→ Directions for this task
For the entries that follow, state how many lines include the word "name", giving the number and nothing else.

→ Provided material
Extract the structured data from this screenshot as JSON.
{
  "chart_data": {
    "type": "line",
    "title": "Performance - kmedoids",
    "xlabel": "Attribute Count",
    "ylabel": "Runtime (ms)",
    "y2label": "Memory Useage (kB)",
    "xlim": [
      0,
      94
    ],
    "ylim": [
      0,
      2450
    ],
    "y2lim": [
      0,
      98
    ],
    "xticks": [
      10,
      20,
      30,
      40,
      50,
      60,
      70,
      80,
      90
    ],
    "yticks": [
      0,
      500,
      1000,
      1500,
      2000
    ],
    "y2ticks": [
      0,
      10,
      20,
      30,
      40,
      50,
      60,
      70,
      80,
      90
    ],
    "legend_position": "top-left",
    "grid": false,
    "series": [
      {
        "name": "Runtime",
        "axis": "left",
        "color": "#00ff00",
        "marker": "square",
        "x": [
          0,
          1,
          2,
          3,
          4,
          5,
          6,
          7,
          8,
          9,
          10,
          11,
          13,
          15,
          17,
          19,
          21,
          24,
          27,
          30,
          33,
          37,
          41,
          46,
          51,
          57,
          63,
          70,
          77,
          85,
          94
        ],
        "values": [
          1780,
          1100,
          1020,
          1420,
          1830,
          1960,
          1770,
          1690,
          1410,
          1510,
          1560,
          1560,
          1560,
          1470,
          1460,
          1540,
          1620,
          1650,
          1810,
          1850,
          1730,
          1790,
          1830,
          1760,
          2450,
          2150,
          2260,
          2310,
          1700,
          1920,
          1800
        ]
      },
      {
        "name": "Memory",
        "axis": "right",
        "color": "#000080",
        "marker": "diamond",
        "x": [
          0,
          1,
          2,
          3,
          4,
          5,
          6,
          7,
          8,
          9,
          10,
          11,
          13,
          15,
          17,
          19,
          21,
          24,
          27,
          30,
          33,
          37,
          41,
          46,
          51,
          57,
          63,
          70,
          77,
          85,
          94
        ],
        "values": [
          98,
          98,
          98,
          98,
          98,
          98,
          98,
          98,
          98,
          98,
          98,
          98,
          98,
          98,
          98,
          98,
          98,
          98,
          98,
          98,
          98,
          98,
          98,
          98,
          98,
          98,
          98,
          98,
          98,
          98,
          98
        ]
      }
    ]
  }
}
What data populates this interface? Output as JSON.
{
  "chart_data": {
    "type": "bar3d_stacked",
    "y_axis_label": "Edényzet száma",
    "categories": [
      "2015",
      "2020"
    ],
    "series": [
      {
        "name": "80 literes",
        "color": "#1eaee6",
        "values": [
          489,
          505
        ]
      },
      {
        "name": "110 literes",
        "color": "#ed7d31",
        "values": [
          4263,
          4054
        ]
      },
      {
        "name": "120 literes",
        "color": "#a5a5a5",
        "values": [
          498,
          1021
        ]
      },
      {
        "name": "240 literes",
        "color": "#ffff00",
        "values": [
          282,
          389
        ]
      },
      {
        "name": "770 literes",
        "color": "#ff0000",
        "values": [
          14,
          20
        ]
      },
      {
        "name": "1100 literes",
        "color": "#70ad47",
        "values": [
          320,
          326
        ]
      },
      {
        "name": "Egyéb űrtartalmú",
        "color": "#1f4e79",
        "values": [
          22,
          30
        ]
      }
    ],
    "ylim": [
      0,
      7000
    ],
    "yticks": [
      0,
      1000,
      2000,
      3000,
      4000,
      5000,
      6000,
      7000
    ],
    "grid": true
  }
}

→ Result for this task
9